Dataset rows:
━━━

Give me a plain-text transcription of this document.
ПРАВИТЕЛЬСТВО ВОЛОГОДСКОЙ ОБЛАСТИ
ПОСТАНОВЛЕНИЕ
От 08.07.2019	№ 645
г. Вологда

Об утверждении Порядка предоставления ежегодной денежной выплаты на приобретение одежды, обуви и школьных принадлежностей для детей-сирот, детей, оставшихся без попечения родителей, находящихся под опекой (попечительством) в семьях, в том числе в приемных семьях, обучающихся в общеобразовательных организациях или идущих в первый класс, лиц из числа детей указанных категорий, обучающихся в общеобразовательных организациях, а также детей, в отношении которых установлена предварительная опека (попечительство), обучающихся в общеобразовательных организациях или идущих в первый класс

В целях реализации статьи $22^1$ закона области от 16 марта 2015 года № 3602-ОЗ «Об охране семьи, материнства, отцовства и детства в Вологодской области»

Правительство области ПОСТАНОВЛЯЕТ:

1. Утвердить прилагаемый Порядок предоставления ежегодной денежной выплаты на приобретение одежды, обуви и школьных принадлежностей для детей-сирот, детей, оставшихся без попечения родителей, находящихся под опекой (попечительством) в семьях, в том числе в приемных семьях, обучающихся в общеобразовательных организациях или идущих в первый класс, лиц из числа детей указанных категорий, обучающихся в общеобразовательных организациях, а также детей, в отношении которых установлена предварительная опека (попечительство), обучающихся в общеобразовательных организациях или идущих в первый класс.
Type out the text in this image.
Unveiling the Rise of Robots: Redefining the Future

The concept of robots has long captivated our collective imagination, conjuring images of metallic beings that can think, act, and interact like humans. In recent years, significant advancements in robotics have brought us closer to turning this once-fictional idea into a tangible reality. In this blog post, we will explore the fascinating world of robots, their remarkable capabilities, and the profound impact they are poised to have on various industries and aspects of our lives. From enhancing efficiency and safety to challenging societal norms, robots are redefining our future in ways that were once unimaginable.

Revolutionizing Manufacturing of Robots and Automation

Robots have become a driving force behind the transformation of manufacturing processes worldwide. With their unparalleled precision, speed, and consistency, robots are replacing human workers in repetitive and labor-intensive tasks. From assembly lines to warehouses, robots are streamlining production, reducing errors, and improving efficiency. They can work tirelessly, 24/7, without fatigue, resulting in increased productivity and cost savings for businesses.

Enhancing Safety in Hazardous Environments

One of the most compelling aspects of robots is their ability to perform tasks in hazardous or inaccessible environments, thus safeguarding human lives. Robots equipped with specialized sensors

━━━

> _Written exercise_:
Show every line from the listing above in which the string "lives" appears.

> _Solution to the exercise_:
The concept of robots has long captivated our collective imagination, conjuring images of metallic beings that can think, act, and interact like humans. In recent years, significant advancements in robotics have brought us closer to turning this once-fictional idea into a tangible reality. In this blog post, we will explore the fascinating world of robots, their remarkable capabilities, and the profound impact they are poised to have on various industries and aspects of our lives. From enhancing efficiency and safety to challenging societal norms, robots are redefining our future in ways that were once unimaginable.
One of the most compelling aspects of robots is their ability to perform tasks in hazardous or inaccessible environments, thus safeguarding human lives. Robots equipped with specialized sensors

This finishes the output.